## Start DATA SUPPLIED

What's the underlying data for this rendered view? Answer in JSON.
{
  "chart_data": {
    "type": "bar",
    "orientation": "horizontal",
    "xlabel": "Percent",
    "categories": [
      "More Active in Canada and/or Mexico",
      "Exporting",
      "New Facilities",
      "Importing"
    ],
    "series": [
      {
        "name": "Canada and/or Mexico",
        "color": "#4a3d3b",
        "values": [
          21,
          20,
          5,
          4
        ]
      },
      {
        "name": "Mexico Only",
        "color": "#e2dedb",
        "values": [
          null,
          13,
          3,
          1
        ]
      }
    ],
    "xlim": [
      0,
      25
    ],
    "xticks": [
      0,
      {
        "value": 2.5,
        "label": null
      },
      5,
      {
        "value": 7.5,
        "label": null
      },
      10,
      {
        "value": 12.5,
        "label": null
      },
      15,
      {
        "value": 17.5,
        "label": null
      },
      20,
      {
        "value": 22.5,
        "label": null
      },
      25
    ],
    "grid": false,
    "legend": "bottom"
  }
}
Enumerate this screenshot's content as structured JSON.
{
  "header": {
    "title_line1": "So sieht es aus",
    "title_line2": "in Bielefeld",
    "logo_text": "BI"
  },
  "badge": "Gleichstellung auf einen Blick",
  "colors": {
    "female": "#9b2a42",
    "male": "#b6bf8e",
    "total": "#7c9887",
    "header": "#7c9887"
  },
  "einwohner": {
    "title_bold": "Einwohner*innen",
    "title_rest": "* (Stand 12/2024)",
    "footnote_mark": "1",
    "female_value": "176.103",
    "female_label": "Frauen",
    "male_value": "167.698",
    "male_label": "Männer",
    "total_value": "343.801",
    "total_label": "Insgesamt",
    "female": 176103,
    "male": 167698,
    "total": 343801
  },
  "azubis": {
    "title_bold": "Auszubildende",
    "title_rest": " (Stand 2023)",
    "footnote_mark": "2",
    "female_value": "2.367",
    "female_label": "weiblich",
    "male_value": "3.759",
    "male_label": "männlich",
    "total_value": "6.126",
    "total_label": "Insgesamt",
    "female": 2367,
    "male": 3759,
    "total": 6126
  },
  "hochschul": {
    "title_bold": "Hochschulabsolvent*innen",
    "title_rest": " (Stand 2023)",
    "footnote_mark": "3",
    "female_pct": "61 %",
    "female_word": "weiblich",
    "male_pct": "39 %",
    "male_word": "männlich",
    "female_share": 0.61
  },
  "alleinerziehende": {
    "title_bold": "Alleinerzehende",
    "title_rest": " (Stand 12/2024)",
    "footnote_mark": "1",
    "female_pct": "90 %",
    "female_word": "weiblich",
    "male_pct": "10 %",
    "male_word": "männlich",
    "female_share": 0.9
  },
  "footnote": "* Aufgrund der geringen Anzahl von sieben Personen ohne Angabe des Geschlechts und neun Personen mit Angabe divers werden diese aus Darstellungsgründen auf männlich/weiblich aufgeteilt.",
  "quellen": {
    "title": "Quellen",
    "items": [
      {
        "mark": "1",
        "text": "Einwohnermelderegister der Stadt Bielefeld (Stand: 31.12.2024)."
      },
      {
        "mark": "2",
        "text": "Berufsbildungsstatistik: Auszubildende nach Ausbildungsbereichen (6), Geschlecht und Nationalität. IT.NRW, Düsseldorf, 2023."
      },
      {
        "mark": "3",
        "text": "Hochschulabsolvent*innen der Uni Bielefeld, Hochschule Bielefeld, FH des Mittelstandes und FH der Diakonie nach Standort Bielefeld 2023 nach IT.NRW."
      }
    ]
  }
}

## End DATA SUPPLIED

* WRITTEN TASK
Once more, set down the full listing, verbatim.

* REPLY
What's the underlying data for this rendered view? Answer in JSON.
{
  "chart_data": {
    "type": "bar",
    "orientation": "horizontal",
    "xlabel": "Percent",
    "categories": [
      "More Active in Canada and/or Mexico",
      "Exporting",
      "New Facilities",
      "Importing"
    ],
    "series": [
      {
        "name": "Canada and/or Mexico",
        "color": "#4a3d3b",
        "values": [
          21,
          20,
          5,
          4
        ]
      },
      {
        "name": "Mexico Only",
        "color": "#e2dedb",
        "values": [
          null,
          13,
          3,
          1
        ]
      }
    ],
    "xlim": [
      0,
      25
    ],
    "xticks": [
      0,
      {
        "value": 2.5,
        "label": null
      },
      5,
      {
        "value": 7.5,
        "label": null
      },
      10,
      {
        "value": 12.5,
        "label": null
      },
      15,
      {
        "value": 17.5,
        "label": null
      },
      20,
      {
        "value": 22.5,
        "label": null
      },
      25
    ],
    "grid": false,
    "legend": "bottom"
  }
}
Enumerate this screenshot's content as structured JSON.
{
  "header": {
    "title_line1": "So sieht es aus",
    "title_line2": "in Bielefeld",
    "logo_text": "BI"
  },
  "badge": "Gleichstellung auf einen Blick",
  "colors": {
    "female": "#9b2a42",
    "male": "#b6bf8e",
    "total": "#7c9887",
    "header": "#7c9887"
  },
  "einwohner": {
    "title_bold": "Einwohner*innen",
    "title_rest": "* (Stand 12/2024)",
    "footnote_mark": "1",
    "female_value": "176.103",
    "female_label": "Frauen",
    "male_value": "167.698",
    "male_label": "Männer",
    "total_value": "343.801",
    "total_label": "Insgesamt",
    "female": 176103,
    "male": 167698,
    "total": 343801
  },
  "azubis": {
    "title_bold": "Auszubildende",
    "title_rest": " (Stand 2023)",
    "footnote_mark": "2",
    "female_value": "2.367",
    "female_label": "weiblich",
    "male_value": "3.759",
    "male_label": "männlich",
    "total_value": "6.126",
    "total_label": "Insgesamt",
    "female": 2367,
    "male": 3759,
    "total": 6126
  },
  "hochschul": {
    "title_bold": "Hochschulabsolvent*innen",
    "title_rest": " (Stand 2023)",
    "footnote_mark": "3",
    "female_pct": "61 %",
    "female_word": "weiblich",
    "male_pct": "39 %",
    "male_word": "männlich",
    "female_share": 0.61
  },
  "alleinerziehende": {
    "title_bold": "Alleinerzehende",
    "title_rest": " (Stand 12/2024)",
    "footnote_mark": "1",
    "female_pct": "90 %",
    "female_word": "weiblich",
    "male_pct": "10 %",
    "male_word": "männlich",
    "female_share": 0.9
  },
  "footnote": "* Aufgrund der geringen Anzahl von sieben Personen ohne Angabe des Geschlechts und neun Personen mit Angabe divers werden diese aus Darstellungsgründen auf männlich/weiblich aufgeteilt.",
  "quellen": {
    "title": "Quellen",
    "items": [
      {
        "mark": "1",
        "text": "Einwohnermelderegister der Stadt Bielefeld (Stand: 31.12.2024)."
      },
      {
        "mark": "2",
        "text": "Berufsbildungsstatistik: Auszubildende nach Ausbildungsbereichen (6), Geschlecht und Nationalität. IT.NRW, Düsseldorf, 2023."
      },
      {
        "mark": "3",
        "text": "Hochschulabsolvent*innen der Uni Bielefeld, Hochschule Bielefeld, FH des Mittelstandes und FH der Diakonie nach Standort Bielefeld 2023 nach IT.NRW."
      }
    ]
  }
}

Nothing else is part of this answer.